■ EXERCISE GOAL
Look for the string "title" and copy every line that has it.
>> Begin EXERCISE INPUT
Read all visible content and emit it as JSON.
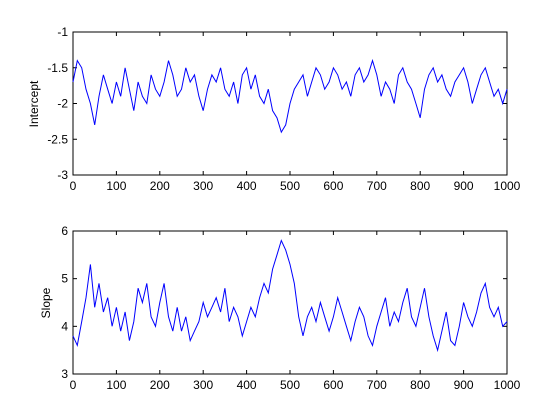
{
  "chart_data": [
    {
      "type": "line",
      "title": "",
      "xlabel": "",
      "ylabel": "Intercept",
      "xlim": [
        0,
        1000
      ],
      "ylim": [
        -3,
        -1
      ],
      "xticks": [
        0,
        100,
        200,
        300,
        400,
        500,
        600,
        700,
        800,
        900,
        1000
      ],
      "xtick_labels": [
        "0",
        "100",
        "200",
        "300",
        "400",
        "500",
        "600",
        "700",
        "800",
        "900",
        "1000"
      ],
      "yticks": [
        -3,
        -2.5,
        -2,
        -1.5,
        -1
      ],
      "ytick_labels": [
        "-3",
        "-2.5",
        "-2",
        "-1.5",
        "-1"
      ],
      "grid": false,
      "color": "#0000ff",
      "series": [
        {
          "x": [
            0,
            10,
            20,
            30,
            40,
            50,
            60,
            70,
            80,
            90,
            100,
            110,
            120,
            130,
            140,
            150,
            160,
            170,
            180,
            190,
            200,
            210,
            220,
            230,
            240,
            250,
            260,
            270,
            280,
            290,
            300,
            310,
            320,
            330,
            340,
            350,
            360,
            370,
            380,
            390,
            400,
            410,
            420,
            430,
            440,
            450,
            460,
            470,
            480,
            490,
            500,
            510,
            520,
            530,
            540,
            550,
            560,
            570,
            580,
            590,
            600,
            610,
            620,
            630,
            640,
            650,
            660,
            670,
            680,
            690,
            700,
            710,
            720,
            730,
            740,
            750,
            760,
            770,
            780,
            790,
            800,
            810,
            820,
            830,
            840,
            850,
            860,
            870,
            880,
            890,
            900,
            910,
            920,
            930,
            940,
            950,
            960,
            970,
            980,
            990,
            1000
          ],
          "y": [
            -1.7,
            -1.4,
            -1.5,
            -1.8,
            -2.0,
            -2.3,
            -1.9,
            -1.6,
            -1.8,
            -2.0,
            -1.7,
            -1.9,
            -1.5,
            -1.8,
            -2.1,
            -1.7,
            -1.9,
            -2.0,
            -1.6,
            -1.8,
            -1.9,
            -1.7,
            -1.4,
            -1.6,
            -1.9,
            -1.8,
            -1.5,
            -1.7,
            -1.6,
            -1.9,
            -2.1,
            -1.8,
            -1.6,
            -1.7,
            -1.5,
            -1.8,
            -1.9,
            -1.7,
            -2.0,
            -1.6,
            -1.5,
            -1.8,
            -1.6,
            -1.9,
            -2.0,
            -1.8,
            -2.1,
            -2.2,
            -2.4,
            -2.3,
            -2.0,
            -1.8,
            -1.7,
            -1.6,
            -1.9,
            -1.7,
            -1.5,
            -1.6,
            -1.8,
            -1.7,
            -1.5,
            -1.6,
            -1.8,
            -1.7,
            -1.9,
            -1.6,
            -1.5,
            -1.7,
            -1.6,
            -1.4,
            -1.6,
            -1.9,
            -1.7,
            -1.8,
            -2.0,
            -1.6,
            -1.5,
            -1.7,
            -1.8,
            -2.0,
            -2.2,
            -1.8,
            -1.6,
            -1.5,
            -1.7,
            -1.6,
            -1.8,
            -1.9,
            -1.7,
            -1.6,
            -1.5,
            -1.7,
            -2.0,
            -1.8,
            -1.6,
            -1.5,
            -1.7,
            -1.9,
            -1.8,
            -2.0,
            -1.8
          ]
        }
      ]
    },
    {
      "type": "line",
      "title": "",
      "xlabel": "",
      "ylabel": "Slope",
      "xlim": [
        0,
        1000
      ],
      "ylim": [
        3,
        6
      ],
      "xticks": [
        0,
        100,
        200,
        300,
        400,
        500,
        600,
        700,
        800,
        900,
        1000
      ],
      "xtick_labels": [
        "0",
        "100",
        "200",
        "300",
        "400",
        "500",
        "600",
        "700",
        "800",
        "900",
        "1000"
      ],
      "yticks": [
        3,
        4,
        5,
        6
      ],
      "ytick_labels": [
        "3",
        "4",
        "5",
        "6"
      ],
      "grid": false,
      "color": "#0000ff",
      "series": [
        {
          "x": [
            0,
            10,
            20,
            30,
            40,
            50,
            60,
            70,
            80,
            90,
            100,
            110,
            120,
            130,
            140,
            150,
            160,
            170,
            180,
            190,
            200,
            210,
            220,
            230,
            240,
            250,
            260,
            270,
            280,
            290,
            300,
            310,
            320,
            330,
            340,
            350,
            360,
            370,
            380,
            390,
            400,
            410,
            420,
            430,
            440,
            450,
            460,
            470,
            480,
            490,
            500,
            510,
            520,
            530,
            540,
            550,
            560,
            570,
            580,
            590,
            600,
            610,
            620,
            630,
            640,
            650,
            660,
            670,
            680,
            690,
            700,
            710,
            720,
            730,
            740,
            750,
            760,
            770,
            780,
            790,
            800,
            810,
            820,
            830,
            840,
            850,
            860,
            870,
            880,
            890,
            900,
            910,
            920,
            930,
            940,
            950,
            960,
            970,
            980,
            990,
            1000
          ],
          "y": [
            3.8,
            3.6,
            4.1,
            4.6,
            5.3,
            4.4,
            4.9,
            4.3,
            4.6,
            4.0,
            4.4,
            3.9,
            4.3,
            3.7,
            4.1,
            4.8,
            4.5,
            4.9,
            4.2,
            4.0,
            4.5,
            4.9,
            4.2,
            3.9,
            4.4,
            3.9,
            4.2,
            3.7,
            3.9,
            4.1,
            4.5,
            4.2,
            4.4,
            4.6,
            4.3,
            4.8,
            4.1,
            4.4,
            4.2,
            3.8,
            4.1,
            4.4,
            4.2,
            4.6,
            4.9,
            4.7,
            5.2,
            5.5,
            5.8,
            5.6,
            5.3,
            4.9,
            4.2,
            3.8,
            4.2,
            4.4,
            4.1,
            4.5,
            4.2,
            3.9,
            4.2,
            4.6,
            4.3,
            4.0,
            3.7,
            4.1,
            4.4,
            4.2,
            3.8,
            3.6,
            4.0,
            4.3,
            4.6,
            4.0,
            4.3,
            4.1,
            4.5,
            4.8,
            4.2,
            4.0,
            4.4,
            4.8,
            4.2,
            3.8,
            3.5,
            3.9,
            4.3,
            3.7,
            3.6,
            4.0,
            4.5,
            4.2,
            4.0,
            4.3,
            4.7,
            4.9,
            4.4,
            4.2,
            4.4,
            4.0,
            4.1
          ]
        }
      ]
    }
  ]
}
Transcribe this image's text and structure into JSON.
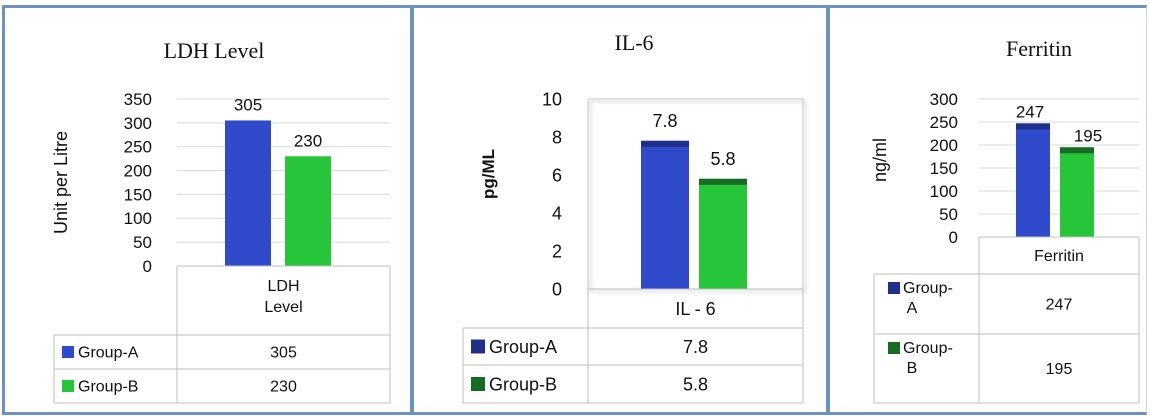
{
  "colors": {
    "group_a": "#2f4bcc",
    "group_a_dark": "#1f2f8a",
    "group_b": "#27c63a",
    "group_b_dark": "#176b24",
    "grid": "#d9d9d9",
    "table_line": "#bfbfbf",
    "frame": "#6f91c2"
  },
  "chart_data": [
    {
      "type": "bar",
      "title": "LDH Level",
      "ylabel": "Unit  per Litre",
      "categories": [
        "LDH Level"
      ],
      "category_label_lines": [
        "LDH",
        "Level"
      ],
      "series": [
        {
          "name": "Group-A",
          "values": [
            305
          ]
        },
        {
          "name": "Group-B",
          "values": [
            230
          ]
        }
      ],
      "value_labels": [
        "305",
        "230"
      ],
      "yticks": [
        "0",
        "50",
        "100",
        "150",
        "200",
        "250",
        "300",
        "350"
      ],
      "ylim": [
        0,
        350
      ],
      "grid": true,
      "legend": "data table below"
    },
    {
      "type": "bar",
      "title": "IL-6",
      "ylabel": "pg/ML",
      "categories": [
        "IL - 6"
      ],
      "series": [
        {
          "name": "Group-A",
          "values": [
            7.8
          ]
        },
        {
          "name": "Group-B",
          "values": [
            5.8
          ]
        }
      ],
      "value_labels": [
        "7.8",
        "5.8"
      ],
      "yticks": [
        "0",
        "2",
        "4",
        "6",
        "8",
        "10"
      ],
      "ylim": [
        0,
        10
      ],
      "grid": false,
      "legend": "data table below"
    },
    {
      "type": "bar",
      "title": "Ferritin",
      "ylabel": "ng/ml",
      "categories": [
        "Ferritin"
      ],
      "series": [
        {
          "name": "Group-A",
          "values": [
            247
          ]
        },
        {
          "name": "Group-B",
          "values": [
            195
          ]
        }
      ],
      "value_labels": [
        "247",
        "195"
      ],
      "yticks": [
        "0",
        "50",
        "100",
        "150",
        "200",
        "250",
        "300"
      ],
      "ylim": [
        0,
        300
      ],
      "grid": true,
      "legend": "data table below",
      "legend_name_lines": [
        [
          "Group-",
          "A"
        ],
        [
          "Group-",
          "B"
        ]
      ]
    }
  ]
}
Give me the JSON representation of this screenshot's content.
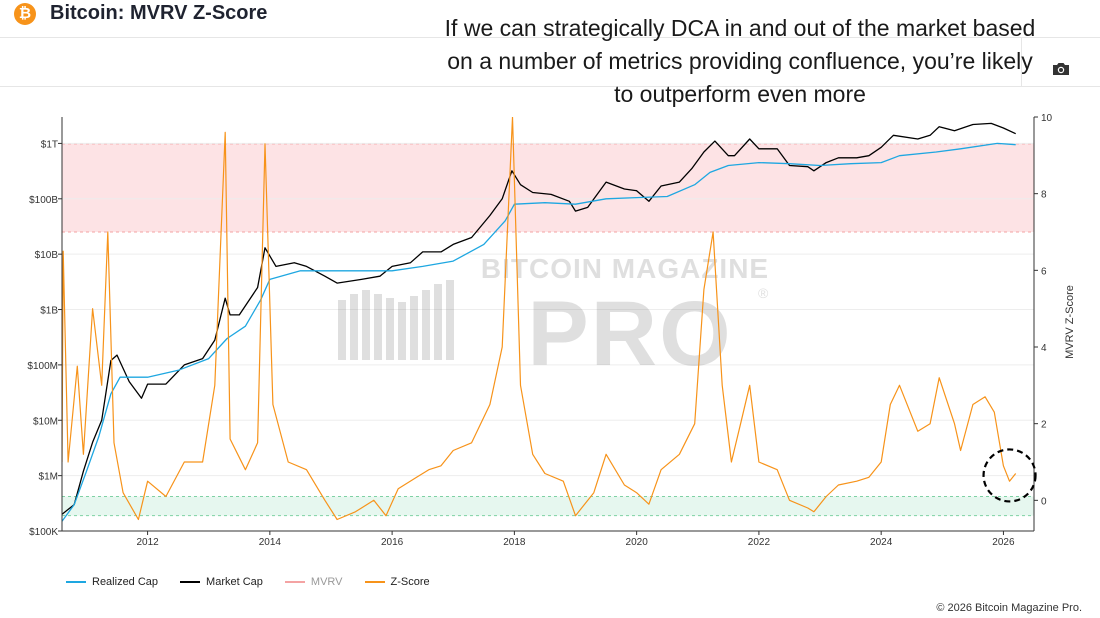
>> End EXERCISE INPUT
■ SOLUTION TO THE PROBLEM
      "title": "",
      "title": "",
      "title": "LDH Level",
      "title": "IL-6",
      "title": "Ferritin",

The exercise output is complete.